Identify all lines in the data containing the string "field". Copy them out.

── Data for this exercise ──

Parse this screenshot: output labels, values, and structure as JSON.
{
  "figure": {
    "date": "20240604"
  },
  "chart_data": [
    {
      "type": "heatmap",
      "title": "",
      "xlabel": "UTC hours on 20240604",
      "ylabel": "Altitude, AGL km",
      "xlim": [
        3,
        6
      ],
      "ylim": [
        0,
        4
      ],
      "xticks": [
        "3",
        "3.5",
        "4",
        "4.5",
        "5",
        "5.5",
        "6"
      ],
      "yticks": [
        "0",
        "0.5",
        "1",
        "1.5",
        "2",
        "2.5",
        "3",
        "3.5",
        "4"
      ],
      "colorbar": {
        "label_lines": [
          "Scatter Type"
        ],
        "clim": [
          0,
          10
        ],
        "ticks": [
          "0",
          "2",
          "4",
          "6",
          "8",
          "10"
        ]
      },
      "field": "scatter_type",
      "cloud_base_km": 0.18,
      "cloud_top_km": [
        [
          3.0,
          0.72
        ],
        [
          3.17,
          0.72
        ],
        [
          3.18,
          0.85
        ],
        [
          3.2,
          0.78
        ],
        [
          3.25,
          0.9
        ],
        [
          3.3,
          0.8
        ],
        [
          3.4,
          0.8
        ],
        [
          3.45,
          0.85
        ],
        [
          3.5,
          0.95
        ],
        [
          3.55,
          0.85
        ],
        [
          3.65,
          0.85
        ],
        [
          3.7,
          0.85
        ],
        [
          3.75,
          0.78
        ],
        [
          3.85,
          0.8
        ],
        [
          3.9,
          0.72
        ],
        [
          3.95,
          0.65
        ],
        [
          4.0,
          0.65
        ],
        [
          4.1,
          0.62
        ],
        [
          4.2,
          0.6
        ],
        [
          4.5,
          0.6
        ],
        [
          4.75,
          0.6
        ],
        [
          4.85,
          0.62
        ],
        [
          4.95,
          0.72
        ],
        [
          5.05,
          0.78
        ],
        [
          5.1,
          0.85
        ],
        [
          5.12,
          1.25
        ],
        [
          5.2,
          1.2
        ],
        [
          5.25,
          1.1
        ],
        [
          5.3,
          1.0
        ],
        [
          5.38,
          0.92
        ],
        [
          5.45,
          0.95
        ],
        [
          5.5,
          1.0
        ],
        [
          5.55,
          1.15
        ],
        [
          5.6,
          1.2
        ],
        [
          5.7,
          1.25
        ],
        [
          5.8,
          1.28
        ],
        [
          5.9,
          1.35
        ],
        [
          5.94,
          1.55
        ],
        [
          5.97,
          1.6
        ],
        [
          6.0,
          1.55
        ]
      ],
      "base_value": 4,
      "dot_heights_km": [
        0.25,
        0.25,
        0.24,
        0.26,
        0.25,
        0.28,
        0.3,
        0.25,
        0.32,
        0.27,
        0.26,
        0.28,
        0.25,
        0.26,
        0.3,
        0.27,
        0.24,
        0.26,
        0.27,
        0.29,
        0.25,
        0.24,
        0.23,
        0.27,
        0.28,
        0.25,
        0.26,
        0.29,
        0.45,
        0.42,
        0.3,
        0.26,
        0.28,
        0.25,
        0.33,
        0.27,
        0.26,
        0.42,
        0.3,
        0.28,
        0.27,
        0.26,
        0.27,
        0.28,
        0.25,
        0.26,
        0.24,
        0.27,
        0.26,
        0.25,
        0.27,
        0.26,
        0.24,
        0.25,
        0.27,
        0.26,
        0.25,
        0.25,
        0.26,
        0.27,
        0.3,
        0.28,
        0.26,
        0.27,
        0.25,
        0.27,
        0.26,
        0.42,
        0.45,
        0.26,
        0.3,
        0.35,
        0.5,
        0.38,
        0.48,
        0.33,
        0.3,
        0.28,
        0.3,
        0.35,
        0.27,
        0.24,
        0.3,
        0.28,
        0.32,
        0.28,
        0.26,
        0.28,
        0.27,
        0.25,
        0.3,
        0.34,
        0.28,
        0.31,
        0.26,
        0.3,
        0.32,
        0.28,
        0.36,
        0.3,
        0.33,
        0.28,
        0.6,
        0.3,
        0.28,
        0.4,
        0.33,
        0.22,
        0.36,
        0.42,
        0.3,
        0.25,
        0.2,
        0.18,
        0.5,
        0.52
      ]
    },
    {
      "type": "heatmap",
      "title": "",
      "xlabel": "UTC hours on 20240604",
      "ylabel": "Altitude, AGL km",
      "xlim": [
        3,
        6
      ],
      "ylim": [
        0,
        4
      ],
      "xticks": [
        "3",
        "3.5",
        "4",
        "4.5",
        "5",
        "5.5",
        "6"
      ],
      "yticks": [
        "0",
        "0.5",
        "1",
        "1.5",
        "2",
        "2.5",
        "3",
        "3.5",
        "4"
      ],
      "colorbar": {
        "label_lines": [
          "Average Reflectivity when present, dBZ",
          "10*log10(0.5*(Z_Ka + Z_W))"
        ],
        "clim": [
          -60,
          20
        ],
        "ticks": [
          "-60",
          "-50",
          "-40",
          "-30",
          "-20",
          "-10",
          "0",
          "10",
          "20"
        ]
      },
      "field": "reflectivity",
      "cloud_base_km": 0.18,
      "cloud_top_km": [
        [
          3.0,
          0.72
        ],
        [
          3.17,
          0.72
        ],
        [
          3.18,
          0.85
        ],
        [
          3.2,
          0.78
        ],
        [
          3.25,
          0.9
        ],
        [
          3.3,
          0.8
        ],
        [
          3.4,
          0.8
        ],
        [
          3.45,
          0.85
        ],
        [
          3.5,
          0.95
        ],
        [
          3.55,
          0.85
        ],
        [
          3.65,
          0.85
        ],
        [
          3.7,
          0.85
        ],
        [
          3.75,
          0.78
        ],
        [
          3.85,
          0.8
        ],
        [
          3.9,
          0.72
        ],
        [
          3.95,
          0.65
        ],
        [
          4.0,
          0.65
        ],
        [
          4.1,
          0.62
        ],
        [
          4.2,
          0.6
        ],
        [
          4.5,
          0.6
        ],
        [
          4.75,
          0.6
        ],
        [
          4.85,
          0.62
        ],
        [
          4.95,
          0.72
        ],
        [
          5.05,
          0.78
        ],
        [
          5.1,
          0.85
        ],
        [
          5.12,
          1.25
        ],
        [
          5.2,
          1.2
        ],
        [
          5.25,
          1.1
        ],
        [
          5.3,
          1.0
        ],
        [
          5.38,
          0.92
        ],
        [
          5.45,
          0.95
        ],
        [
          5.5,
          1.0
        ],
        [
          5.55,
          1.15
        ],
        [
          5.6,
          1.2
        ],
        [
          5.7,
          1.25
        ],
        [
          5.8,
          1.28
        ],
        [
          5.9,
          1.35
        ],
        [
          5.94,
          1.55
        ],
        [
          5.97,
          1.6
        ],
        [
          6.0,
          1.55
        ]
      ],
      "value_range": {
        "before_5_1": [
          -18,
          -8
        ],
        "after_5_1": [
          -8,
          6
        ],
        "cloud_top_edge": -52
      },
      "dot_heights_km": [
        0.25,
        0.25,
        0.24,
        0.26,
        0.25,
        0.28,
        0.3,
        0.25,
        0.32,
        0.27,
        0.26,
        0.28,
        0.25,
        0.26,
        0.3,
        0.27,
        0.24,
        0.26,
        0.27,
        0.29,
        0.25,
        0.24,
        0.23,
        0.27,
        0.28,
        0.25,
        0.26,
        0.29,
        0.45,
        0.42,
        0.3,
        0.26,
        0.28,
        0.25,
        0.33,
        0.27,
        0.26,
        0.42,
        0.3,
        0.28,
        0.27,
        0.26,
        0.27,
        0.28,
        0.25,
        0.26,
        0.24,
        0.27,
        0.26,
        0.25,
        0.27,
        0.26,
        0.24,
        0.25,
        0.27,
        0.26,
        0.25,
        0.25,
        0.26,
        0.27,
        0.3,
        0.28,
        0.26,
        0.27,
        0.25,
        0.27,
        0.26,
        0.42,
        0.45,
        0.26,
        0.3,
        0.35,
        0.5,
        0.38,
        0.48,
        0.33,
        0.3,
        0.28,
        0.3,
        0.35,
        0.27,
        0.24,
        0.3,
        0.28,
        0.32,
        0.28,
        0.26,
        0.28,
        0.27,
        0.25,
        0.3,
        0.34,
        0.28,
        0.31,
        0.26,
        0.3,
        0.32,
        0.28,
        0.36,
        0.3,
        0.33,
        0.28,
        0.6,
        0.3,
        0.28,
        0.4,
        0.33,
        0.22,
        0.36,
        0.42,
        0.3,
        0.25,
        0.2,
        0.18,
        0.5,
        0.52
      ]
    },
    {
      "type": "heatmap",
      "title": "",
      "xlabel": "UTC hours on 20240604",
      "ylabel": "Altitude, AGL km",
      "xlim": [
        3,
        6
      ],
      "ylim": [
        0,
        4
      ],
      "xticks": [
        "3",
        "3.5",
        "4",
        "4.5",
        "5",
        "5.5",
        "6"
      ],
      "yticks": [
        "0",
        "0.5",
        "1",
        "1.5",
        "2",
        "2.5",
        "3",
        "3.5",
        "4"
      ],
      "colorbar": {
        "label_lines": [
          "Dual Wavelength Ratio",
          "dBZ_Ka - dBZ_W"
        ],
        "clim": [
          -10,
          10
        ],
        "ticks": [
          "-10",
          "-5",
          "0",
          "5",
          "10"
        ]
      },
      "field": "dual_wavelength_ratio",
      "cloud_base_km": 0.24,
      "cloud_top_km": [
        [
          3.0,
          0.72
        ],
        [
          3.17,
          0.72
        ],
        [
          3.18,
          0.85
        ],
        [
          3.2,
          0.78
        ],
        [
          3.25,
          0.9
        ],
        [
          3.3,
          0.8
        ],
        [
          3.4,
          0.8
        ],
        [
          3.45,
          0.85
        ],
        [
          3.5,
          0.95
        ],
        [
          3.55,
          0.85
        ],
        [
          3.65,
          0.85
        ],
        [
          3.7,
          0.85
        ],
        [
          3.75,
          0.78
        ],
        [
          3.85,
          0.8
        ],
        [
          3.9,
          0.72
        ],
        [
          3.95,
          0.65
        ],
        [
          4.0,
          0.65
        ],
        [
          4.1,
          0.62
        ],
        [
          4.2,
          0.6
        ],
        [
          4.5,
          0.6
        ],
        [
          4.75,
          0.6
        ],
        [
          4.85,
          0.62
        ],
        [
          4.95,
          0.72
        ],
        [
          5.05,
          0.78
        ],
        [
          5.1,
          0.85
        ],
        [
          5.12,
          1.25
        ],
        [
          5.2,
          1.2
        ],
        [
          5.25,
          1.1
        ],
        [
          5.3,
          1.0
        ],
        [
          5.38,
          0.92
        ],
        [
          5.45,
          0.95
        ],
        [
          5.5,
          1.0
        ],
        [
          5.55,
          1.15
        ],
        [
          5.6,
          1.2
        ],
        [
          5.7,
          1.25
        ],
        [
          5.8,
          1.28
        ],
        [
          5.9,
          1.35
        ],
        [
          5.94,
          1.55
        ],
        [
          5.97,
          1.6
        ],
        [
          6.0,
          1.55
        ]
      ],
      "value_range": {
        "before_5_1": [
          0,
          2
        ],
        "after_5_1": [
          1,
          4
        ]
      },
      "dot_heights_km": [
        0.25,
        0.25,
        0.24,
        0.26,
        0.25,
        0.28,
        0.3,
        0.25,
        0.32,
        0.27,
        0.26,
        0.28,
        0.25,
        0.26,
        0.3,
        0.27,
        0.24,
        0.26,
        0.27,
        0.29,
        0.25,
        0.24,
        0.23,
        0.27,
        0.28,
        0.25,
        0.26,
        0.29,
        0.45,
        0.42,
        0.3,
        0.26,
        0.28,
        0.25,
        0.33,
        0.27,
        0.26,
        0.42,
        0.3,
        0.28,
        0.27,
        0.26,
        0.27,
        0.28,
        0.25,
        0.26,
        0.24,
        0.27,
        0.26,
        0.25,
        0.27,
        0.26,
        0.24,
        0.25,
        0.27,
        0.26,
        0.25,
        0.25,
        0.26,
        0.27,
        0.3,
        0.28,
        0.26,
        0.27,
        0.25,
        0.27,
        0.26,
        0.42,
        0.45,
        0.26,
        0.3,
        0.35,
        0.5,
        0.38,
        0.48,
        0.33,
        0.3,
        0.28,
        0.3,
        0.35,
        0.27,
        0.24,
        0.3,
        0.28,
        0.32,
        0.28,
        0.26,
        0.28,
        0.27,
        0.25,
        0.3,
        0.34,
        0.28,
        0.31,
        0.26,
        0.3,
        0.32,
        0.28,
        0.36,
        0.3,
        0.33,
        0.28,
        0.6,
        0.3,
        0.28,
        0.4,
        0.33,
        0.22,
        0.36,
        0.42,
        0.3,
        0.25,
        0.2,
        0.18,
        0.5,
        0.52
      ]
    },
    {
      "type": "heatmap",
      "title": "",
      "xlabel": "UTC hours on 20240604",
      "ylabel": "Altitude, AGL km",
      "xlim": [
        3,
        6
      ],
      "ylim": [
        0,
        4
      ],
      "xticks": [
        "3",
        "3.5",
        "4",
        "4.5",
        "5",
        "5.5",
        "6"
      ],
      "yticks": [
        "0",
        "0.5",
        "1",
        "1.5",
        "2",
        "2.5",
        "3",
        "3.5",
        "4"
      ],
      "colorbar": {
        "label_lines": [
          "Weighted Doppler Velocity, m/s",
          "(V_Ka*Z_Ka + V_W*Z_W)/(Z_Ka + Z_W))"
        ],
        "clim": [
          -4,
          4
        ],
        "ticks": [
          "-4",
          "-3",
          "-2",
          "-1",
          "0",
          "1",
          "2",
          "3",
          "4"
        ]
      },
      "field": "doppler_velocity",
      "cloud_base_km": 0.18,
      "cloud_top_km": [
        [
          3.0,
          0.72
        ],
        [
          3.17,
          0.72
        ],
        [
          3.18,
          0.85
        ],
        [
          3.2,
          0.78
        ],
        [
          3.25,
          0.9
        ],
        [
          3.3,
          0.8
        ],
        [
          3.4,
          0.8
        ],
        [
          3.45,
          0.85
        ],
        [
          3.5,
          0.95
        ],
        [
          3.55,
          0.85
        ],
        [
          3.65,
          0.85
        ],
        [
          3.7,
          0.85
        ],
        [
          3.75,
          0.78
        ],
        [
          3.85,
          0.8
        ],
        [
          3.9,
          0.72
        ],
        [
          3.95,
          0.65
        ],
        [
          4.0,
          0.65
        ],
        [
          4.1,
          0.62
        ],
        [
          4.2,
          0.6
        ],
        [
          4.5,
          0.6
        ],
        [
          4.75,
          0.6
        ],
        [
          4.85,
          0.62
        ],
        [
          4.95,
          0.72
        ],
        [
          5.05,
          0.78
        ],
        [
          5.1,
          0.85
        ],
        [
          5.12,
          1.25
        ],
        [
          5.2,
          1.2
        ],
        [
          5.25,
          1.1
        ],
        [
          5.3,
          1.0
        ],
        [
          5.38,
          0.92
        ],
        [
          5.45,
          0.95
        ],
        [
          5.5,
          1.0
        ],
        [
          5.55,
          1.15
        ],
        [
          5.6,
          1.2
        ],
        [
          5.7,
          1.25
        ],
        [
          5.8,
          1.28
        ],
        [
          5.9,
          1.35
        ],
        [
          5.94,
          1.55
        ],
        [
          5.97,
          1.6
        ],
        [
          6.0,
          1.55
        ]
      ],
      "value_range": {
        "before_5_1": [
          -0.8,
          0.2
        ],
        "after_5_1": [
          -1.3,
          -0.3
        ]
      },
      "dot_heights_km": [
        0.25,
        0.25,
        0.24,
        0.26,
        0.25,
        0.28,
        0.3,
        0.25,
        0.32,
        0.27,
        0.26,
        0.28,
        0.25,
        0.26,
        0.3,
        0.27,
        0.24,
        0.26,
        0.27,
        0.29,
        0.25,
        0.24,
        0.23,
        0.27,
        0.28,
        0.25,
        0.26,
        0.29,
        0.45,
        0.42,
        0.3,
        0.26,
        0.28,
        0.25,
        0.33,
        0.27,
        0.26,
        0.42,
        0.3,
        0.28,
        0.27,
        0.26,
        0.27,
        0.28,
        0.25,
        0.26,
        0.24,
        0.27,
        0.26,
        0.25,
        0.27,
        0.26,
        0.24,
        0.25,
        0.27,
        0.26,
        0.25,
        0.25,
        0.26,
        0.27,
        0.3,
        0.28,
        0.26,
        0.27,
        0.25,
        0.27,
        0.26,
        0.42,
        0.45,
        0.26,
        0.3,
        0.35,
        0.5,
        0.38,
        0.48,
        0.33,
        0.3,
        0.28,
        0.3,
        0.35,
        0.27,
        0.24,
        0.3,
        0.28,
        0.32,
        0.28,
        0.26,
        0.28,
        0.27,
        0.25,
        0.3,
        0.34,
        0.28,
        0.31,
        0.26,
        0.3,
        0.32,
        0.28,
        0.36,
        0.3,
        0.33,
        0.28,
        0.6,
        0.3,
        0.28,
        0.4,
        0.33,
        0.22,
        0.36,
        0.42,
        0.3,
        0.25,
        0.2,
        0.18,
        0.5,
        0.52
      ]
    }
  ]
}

───

• Task response:
      "field": "scatter_type",
      "field": "reflectivity",
      "field": "dual_wavelength_ratio",
      "field": "doppler_velocity",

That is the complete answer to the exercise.